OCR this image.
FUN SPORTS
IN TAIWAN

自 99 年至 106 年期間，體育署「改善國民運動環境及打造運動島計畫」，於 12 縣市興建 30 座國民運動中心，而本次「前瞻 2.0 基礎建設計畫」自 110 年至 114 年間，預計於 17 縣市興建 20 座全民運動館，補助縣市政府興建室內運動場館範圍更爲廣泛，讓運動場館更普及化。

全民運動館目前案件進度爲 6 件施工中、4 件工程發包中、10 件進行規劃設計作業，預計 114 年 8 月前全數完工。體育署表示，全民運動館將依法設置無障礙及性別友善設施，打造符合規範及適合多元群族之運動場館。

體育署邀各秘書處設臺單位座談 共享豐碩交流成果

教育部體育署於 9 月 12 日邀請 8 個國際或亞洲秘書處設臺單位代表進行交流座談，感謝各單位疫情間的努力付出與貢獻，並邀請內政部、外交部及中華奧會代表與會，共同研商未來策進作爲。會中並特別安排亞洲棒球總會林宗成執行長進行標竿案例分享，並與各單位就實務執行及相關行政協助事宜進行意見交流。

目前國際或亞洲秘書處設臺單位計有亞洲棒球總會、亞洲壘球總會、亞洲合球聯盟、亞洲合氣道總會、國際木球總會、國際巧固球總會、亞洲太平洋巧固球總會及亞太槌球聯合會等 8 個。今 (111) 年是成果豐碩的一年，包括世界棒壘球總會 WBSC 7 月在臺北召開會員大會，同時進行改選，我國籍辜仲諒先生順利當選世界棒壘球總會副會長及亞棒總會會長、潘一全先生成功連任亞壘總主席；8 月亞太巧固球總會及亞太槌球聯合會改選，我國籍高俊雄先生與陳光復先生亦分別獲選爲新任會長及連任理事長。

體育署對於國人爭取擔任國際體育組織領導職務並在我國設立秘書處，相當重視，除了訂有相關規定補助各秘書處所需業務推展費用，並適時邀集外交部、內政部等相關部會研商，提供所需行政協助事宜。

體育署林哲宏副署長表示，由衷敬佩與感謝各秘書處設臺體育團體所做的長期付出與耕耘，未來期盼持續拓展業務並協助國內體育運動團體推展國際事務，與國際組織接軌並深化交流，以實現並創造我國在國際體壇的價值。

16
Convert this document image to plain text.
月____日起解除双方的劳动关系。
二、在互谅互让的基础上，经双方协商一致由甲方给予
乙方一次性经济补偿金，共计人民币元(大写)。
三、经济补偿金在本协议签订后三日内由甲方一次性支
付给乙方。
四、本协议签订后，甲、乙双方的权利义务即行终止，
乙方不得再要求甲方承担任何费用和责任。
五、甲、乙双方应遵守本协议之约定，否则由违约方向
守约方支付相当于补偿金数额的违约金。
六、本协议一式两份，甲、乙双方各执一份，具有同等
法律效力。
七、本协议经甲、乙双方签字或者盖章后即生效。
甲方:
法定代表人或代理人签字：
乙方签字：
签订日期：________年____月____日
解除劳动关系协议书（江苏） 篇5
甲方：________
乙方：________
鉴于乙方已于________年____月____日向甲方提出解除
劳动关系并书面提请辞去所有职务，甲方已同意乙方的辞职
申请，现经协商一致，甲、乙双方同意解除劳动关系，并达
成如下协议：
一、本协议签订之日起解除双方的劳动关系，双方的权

Task description >>
Report every line in the data above in which the word "image" appears.

Written reply >>
OCR this image.
Convert this document image to plain text.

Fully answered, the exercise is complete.